- Task description -
Can you write out all of the material below, word for word?

- Data excerpts -
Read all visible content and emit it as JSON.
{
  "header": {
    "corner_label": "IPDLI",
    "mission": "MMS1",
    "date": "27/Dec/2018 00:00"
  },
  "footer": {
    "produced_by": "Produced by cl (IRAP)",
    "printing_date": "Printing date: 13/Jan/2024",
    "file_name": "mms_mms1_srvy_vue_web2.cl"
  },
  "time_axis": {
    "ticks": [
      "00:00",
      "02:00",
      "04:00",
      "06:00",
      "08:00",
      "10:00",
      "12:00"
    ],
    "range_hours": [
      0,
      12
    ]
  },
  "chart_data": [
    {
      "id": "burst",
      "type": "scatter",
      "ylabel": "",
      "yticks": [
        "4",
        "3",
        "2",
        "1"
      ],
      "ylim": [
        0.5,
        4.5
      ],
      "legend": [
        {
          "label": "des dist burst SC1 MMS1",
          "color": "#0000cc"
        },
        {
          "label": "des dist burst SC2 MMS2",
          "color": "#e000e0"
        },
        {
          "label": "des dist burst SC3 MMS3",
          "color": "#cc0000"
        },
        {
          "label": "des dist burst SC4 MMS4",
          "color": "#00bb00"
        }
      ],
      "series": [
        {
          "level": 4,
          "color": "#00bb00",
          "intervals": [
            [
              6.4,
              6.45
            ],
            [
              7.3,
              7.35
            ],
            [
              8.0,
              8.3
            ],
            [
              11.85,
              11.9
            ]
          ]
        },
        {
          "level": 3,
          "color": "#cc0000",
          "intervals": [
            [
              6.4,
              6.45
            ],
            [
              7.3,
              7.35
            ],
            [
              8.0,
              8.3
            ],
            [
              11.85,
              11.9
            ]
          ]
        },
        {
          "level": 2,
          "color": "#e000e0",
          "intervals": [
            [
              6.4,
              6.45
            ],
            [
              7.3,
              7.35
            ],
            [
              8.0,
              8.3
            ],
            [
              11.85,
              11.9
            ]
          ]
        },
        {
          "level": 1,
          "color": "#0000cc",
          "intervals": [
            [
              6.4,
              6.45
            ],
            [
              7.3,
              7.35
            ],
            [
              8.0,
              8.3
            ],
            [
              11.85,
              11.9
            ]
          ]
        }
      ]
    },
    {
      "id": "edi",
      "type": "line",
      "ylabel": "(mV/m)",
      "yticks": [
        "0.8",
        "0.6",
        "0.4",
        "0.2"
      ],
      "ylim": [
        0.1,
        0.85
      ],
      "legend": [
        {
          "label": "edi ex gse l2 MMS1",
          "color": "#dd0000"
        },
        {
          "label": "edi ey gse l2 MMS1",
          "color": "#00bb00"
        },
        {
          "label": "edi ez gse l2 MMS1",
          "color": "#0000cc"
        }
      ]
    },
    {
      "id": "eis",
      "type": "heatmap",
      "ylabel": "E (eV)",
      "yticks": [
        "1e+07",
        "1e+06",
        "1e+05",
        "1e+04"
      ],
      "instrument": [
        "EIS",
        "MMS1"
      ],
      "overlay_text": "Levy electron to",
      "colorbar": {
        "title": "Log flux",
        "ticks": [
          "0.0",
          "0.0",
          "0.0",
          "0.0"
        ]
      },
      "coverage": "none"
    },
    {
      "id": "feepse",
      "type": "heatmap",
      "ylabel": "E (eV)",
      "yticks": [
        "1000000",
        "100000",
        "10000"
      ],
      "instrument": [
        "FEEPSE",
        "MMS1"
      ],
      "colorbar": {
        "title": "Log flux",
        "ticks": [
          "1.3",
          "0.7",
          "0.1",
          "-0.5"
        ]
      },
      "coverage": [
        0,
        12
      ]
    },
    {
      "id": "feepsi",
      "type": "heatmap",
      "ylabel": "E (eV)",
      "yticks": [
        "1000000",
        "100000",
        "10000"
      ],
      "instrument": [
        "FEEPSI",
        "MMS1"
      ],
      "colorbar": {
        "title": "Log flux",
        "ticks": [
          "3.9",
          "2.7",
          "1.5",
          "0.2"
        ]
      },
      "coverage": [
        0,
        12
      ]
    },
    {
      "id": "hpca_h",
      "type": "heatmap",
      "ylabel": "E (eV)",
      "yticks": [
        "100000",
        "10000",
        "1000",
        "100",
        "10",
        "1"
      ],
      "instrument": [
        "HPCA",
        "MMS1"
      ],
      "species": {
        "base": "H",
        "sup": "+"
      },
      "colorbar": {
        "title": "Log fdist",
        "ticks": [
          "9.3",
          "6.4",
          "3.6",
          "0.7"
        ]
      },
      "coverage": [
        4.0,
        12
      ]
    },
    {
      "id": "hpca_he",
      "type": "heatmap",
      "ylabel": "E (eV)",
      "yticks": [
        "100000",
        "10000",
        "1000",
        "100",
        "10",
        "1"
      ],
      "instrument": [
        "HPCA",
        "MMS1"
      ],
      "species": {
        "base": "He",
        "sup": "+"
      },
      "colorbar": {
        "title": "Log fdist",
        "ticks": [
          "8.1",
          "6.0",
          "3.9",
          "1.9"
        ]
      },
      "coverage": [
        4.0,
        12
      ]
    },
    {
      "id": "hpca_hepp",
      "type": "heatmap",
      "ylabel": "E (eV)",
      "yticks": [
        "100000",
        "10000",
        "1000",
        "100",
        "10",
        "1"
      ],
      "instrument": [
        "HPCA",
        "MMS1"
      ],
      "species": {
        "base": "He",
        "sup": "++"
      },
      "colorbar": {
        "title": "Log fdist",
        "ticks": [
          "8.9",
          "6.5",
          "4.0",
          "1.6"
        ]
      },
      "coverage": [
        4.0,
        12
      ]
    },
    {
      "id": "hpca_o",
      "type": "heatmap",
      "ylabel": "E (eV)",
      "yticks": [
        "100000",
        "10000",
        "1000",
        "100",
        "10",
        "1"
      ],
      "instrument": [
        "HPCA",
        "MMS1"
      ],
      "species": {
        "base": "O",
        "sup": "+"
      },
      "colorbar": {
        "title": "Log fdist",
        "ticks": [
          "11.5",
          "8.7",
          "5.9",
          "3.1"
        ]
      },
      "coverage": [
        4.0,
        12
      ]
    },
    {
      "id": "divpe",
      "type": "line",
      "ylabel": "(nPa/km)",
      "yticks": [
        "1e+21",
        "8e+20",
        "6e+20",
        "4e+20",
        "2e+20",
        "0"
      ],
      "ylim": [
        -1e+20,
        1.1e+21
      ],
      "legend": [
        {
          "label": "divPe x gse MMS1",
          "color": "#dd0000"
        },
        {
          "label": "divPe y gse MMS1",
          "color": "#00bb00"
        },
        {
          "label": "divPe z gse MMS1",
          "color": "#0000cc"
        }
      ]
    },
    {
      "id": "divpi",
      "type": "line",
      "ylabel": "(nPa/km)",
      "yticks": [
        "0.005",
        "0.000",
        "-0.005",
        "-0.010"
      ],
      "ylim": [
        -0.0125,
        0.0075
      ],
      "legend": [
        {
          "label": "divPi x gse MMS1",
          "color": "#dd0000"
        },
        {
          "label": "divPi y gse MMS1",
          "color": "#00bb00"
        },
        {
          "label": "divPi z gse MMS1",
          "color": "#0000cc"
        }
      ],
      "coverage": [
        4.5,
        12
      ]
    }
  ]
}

- Solution to this exercise -
Read all visible content and emit it as JSON.
{
  "header": {
    "corner_label": "IPDLI",
    "mission": "MMS1",
    "date": "27/Dec/2018 00:00"
  },
  "footer": {
    "produced_by": "Produced by cl (IRAP)",
    "printing_date": "Printing date: 13/Jan/2024",
    "file_name": "mms_mms1_srvy_vue_web2.cl"
  },
  "time_axis": {
    "ticks": [
      "00:00",
      "02:00",
      "04:00",
      "06:00",
      "08:00",
      "10:00",
      "12:00"
    ],
    "range_hours": [
      0,
      12
    ]
  },
  "chart_data": [
    {
      "id": "burst",
      "type": "scatter",
      "ylabel": "",
      "yticks": [
        "4",
        "3",
        "2",
        "1"
      ],
      "ylim": [
        0.5,
        4.5
      ],
      "legend": [
        {
          "label": "des dist burst SC1 MMS1",
          "color": "#0000cc"
        },
        {
          "label": "des dist burst SC2 MMS2",
          "color": "#e000e0"
        },
        {
          "label": "des dist burst SC3 MMS3",
          "color": "#cc0000"
        },
        {
          "label": "des dist burst SC4 MMS4",
          "color": "#00bb00"
        }
      ],
      "series": [
        {
          "level": 4,
          "color": "#00bb00",
          "intervals": [
            [
              6.4,
              6.45
            ],
            [
              7.3,
              7.35
            ],
            [
              8.0,
              8.3
            ],
            [
              11.85,
              11.9
            ]
          ]
        },
        {
          "level": 3,
          "color": "#cc0000",
          "intervals": [
            [
              6.4,
              6.45
            ],
            [
              7.3,
              7.35
            ],
            [
              8.0,
              8.3
            ],
            [
              11.85,
              11.9
            ]
          ]
        },
        {
          "level": 2,
          "color": "#e000e0",
          "intervals": [
            [
              6.4,
              6.45
            ],
            [
              7.3,
              7.35
            ],
            [
              8.0,
              8.3
            ],
            [
              11.85,
              11.9
            ]
          ]
        },
        {
          "level": 1,
          "color": "#0000cc",
          "intervals": [
            [
              6.4,
              6.45
            ],
            [
              7.3,
              7.35
            ],
            [
              8.0,
              8.3
            ],
            [
              11.85,
              11.9
            ]
          ]
        }
      ]
    },
    {
      "id": "edi",
      "type": "line",
      "ylabel": "(mV/m)",
      "yticks": [
        "0.8",
        "0.6",
        "0.4",
        "0.2"
      ],
      "ylim": [
        0.1,
        0.85
      ],
      "legend": [
        {
          "label": "edi ex gse l2 MMS1",
          "color": "#dd0000"
        },
        {
          "label": "edi ey gse l2 MMS1",
          "color": "#00bb00"
        },
        {
          "label": "edi ez gse l2 MMS1",
          "color": "#0000cc"
        }
      ]
    },
    {
      "id": "eis",
      "type": "heatmap",
      "ylabel": "E (eV)",
      "yticks": [
        "1e+07",
        "1e+06",
        "1e+05",
        "1e+04"
      ],
      "instrument": [
        "EIS",
        "MMS1"
      ],
      "overlay_text": "Levy electron to",
      "colorbar": {
        "title": "Log flux",
        "ticks": [
          "0.0",
          "0.0",
          "0.0",
          "0.0"
        ]
      },
      "coverage": "none"
    },
    {
      "id": "feepse",
      "type": "heatmap",
      "ylabel": "E (eV)",
      "yticks": [
        "1000000",
        "100000",
        "10000"
      ],
      "instrument": [
        "FEEPSE",
        "MMS1"
      ],
      "colorbar": {
        "title": "Log flux",
        "ticks": [
          "1.3",
          "0.7",
          "0.1",
          "-0.5"
        ]
      },
      "coverage": [
        0,
        12
      ]
    },
    {
      "id": "feepsi",
      "type": "heatmap",
      "ylabel": "E (eV)",
      "yticks": [
        "1000000",
        "100000",
        "10000"
      ],
      "instrument": [
        "FEEPSI",
        "MMS1"
      ],
      "colorbar": {
        "title": "Log flux",
        "ticks": [
          "3.9",
          "2.7",
          "1.5",
          "0.2"
        ]
      },
      "coverage": [
        0,
        12
      ]
    },
    {
      "id": "hpca_h",
      "type": "heatmap",
      "ylabel": "E (eV)",
      "yticks": [
        "100000",
        "10000",
        "1000",
        "100",
        "10",
        "1"
      ],
      "instrument": [
        "HPCA",
        "MMS1"
      ],
      "species": {
        "base": "H",
        "sup": "+"
      },
      "colorbar": {
        "title": "Log fdist",
        "ticks": [
          "9.3",
          "6.4",
          "3.6",
          "0.7"
        ]
      },
      "coverage": [
        4.0,
        12
      ]
    },
    {
      "id": "hpca_he",
      "type": "heatmap",
      "ylabel": "E (eV)",
      "yticks": [
        "100000",
        "10000",
        "1000",
        "100",
        "10",
        "1"
      ],
      "instrument": [
        "HPCA",
        "MMS1"
      ],
      "species": {
        "base": "He",
        "sup": "+"
      },
      "colorbar": {
        "title": "Log fdist",
        "ticks": [
          "8.1",
          "6.0",
          "3.9",
          "1.9"
        ]
      },
      "coverage": [
        4.0,
        12
      ]
    },
    {
      "id": "hpca_hepp",
      "type": "heatmap",
      "ylabel": "E (eV)",
      "yticks": [
        "100000",
        "10000",
        "1000",
        "100",
        "10",
        "1"
      ],
      "instrument": [
        "HPCA",
        "MMS1"
      ],
      "species": {
        "base": "He",
        "sup": "++"
      },
      "colorbar": {
        "title": "Log fdist",
        "ticks": [
          "8.9",
          "6.5",
          "4.0",
          "1.6"
        ]
      },
      "coverage": [
        4.0,
        12
      ]
    },
    {
      "id": "hpca_o",
      "type": "heatmap",
      "ylabel": "E (eV)",
      "yticks": [
        "100000",
        "10000",
        "1000",
        "100",
        "10",
        "1"
      ],
      "instrument": [
        "HPCA",
        "MMS1"
      ],
      "species": {
        "base": "O",
        "sup": "+"
      },
      "colorbar": {
        "title": "Log fdist",
        "ticks": [
          "11.5",
          "8.7",
          "5.9",
          "3.1"
        ]
      },
      "coverage": [
        4.0,
        12
      ]
    },
    {
      "id": "divpe",
      "type": "line",
      "ylabel": "(nPa/km)",
      "yticks": [
        "1e+21",
        "8e+20",
        "6e+20",
        "4e+20",
        "2e+20",
        "0"
      ],
      "ylim": [
        -1e+20,
        1.1e+21
      ],
      "legend": [
        {
          "label": "divPe x gse MMS1",
          "color": "#dd0000"
        },
        {
          "label": "divPe y gse MMS1",
          "color": "#00bb00"
        },
        {
          "label": "divPe z gse MMS1",
          "color": "#0000cc"
        }
      ]
    },
    {
      "id": "divpi",
      "type": "line",
      "ylabel": "(nPa/km)",
      "yticks": [
        "0.005",
        "0.000",
        "-0.005",
        "-0.010"
      ],
      "ylim": [
        -0.0125,
        0.0075
      ],
      "legend": [
        {
          "label": "divPi x gse MMS1",
          "color": "#dd0000"
        },
        {
          "label": "divPi y gse MMS1",
          "color": "#00bb00"
        },
        {
          "label": "divPi z gse MMS1",
          "color": "#0000cc"
        }
      ],
      "coverage": [
        4.5,
        12
      ]
    }
  ]
}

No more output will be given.